What is being asked
Gather every line in the records below that contains the word "optional".

Records provided
=====
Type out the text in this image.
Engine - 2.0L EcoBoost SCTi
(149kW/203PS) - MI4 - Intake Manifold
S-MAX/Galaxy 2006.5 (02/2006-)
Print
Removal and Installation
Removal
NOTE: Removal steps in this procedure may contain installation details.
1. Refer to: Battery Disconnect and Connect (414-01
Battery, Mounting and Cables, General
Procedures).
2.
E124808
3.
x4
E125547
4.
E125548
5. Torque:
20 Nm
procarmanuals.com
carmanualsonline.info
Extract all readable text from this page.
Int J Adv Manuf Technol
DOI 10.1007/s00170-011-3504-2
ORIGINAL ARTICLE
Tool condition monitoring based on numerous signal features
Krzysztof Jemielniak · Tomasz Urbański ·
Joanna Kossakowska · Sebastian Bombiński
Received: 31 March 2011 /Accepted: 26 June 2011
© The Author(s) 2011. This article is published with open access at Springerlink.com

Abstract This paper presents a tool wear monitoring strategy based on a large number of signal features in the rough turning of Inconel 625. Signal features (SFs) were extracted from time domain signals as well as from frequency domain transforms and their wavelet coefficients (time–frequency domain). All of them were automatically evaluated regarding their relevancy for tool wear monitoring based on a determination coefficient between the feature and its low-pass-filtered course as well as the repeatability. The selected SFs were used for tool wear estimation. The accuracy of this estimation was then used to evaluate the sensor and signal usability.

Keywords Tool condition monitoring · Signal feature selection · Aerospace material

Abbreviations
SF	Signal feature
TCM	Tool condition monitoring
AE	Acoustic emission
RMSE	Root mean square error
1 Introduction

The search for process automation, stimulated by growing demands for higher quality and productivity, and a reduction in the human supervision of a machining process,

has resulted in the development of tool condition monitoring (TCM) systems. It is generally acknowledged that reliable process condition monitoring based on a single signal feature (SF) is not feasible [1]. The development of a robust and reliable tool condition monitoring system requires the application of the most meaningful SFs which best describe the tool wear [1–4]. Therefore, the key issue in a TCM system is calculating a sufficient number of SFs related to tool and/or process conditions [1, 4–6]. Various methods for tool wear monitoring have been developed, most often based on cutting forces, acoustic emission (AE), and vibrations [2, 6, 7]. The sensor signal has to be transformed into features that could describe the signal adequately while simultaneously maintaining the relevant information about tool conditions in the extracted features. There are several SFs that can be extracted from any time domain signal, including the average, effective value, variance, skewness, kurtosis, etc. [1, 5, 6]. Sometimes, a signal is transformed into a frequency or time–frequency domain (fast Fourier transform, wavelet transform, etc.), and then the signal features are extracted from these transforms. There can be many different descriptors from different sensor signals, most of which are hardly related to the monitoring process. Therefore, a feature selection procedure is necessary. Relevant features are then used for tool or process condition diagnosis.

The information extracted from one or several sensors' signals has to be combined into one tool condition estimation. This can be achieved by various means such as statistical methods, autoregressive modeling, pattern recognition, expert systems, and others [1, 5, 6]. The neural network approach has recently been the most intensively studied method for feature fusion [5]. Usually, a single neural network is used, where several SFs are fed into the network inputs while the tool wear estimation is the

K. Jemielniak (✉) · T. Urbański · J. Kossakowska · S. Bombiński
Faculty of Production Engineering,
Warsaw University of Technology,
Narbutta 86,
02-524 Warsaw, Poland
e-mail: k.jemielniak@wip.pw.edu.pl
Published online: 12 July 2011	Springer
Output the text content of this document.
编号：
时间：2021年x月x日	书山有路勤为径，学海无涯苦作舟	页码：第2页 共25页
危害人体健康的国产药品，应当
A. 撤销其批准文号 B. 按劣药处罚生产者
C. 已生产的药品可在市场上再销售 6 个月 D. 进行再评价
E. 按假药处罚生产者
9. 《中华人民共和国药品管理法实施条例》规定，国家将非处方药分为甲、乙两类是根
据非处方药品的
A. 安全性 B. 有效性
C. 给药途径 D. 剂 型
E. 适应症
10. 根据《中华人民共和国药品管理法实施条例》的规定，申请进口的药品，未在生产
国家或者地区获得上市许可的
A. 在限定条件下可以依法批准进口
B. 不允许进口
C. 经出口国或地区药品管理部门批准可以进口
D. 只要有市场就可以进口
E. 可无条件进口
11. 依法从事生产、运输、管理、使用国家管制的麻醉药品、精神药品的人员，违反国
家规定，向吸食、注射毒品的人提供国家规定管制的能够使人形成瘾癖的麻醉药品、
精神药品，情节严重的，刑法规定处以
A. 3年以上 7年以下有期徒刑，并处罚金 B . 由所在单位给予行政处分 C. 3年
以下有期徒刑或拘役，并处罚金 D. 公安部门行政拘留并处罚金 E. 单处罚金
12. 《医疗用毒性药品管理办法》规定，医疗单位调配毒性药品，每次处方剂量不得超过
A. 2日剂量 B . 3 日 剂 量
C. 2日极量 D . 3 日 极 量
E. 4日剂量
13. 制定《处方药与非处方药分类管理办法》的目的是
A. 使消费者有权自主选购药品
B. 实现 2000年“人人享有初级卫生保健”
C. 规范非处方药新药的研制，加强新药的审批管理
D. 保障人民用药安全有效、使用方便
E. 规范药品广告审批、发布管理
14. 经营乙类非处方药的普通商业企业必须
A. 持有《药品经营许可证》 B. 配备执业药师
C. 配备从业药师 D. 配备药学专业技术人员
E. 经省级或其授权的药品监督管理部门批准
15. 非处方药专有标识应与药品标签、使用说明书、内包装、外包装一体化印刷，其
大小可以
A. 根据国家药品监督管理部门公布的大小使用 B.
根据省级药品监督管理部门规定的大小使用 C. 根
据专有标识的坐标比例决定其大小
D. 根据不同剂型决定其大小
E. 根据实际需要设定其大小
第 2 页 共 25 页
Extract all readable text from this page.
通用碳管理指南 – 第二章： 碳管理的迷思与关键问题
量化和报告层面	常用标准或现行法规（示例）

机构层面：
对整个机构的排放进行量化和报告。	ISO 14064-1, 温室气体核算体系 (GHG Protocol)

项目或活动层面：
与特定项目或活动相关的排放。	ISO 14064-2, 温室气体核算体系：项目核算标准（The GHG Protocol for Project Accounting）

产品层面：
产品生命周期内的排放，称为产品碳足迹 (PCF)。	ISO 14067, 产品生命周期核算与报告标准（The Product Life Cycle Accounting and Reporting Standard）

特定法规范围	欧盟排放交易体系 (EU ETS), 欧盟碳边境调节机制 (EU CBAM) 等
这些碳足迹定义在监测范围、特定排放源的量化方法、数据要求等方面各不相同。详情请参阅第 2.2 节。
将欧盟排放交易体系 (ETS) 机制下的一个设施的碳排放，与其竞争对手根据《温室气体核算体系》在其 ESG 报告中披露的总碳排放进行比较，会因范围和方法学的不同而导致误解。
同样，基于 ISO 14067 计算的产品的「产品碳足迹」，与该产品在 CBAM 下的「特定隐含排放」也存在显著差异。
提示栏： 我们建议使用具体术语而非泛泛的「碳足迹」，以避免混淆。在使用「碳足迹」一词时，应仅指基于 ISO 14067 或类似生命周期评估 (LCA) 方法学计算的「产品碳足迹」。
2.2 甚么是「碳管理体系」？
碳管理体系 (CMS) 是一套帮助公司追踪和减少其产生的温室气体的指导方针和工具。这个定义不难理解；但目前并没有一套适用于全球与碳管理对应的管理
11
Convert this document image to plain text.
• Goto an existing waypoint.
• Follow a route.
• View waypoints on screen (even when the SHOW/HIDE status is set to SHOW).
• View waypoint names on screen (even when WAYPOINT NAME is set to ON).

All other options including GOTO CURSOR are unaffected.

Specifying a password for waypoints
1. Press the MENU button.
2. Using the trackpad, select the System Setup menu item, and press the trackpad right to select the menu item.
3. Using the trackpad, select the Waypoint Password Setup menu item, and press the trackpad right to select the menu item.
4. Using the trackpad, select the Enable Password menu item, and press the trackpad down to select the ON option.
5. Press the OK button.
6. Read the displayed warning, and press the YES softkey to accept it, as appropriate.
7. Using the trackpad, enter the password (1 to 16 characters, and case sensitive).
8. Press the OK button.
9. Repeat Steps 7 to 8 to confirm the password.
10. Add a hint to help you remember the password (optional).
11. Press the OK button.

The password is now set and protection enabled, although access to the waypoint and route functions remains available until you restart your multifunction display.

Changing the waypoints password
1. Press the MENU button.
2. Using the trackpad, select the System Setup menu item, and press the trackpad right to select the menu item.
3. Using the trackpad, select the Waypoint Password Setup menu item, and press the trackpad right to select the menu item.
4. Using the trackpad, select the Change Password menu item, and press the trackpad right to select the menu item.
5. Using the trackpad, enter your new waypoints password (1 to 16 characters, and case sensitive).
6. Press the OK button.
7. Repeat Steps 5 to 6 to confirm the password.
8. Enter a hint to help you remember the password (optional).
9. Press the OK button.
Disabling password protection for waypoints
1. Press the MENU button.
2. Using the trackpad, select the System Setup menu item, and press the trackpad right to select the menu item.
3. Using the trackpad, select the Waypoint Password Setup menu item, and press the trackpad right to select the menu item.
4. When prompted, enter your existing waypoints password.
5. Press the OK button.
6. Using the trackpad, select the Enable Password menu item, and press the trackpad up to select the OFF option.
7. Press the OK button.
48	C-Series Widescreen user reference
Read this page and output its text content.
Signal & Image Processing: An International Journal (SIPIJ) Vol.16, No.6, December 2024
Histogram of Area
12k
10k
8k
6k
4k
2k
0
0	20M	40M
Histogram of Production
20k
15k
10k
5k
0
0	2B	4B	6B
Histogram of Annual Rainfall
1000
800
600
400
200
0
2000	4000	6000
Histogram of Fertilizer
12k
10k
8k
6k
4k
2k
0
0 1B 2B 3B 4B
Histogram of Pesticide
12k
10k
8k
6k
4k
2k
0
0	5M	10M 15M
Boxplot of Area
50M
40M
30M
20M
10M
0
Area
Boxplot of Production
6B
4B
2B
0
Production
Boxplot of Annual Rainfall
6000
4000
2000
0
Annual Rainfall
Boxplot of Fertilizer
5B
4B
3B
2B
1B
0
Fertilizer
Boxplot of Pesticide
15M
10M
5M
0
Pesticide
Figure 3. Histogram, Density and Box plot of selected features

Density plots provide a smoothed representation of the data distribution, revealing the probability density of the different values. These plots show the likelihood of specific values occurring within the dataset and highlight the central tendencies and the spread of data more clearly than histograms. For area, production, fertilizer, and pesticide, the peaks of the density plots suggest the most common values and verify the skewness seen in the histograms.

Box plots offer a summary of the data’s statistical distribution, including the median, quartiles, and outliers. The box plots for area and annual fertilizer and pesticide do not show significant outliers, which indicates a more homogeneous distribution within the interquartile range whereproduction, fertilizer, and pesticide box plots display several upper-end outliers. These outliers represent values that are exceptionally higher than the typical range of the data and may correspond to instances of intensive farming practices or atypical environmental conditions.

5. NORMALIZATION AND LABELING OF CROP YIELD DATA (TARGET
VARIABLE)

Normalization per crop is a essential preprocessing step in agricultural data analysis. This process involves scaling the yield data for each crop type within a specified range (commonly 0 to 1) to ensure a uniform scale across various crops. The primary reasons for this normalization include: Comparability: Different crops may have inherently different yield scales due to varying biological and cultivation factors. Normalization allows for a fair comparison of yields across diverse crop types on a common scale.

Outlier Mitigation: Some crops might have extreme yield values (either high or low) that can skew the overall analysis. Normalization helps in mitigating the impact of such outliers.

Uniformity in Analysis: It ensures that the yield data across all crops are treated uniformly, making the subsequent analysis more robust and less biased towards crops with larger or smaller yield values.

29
=====
Completed task
10. Add a hint to help you remember the password (optional).
8. Enter a hint to help you remember the password (optional).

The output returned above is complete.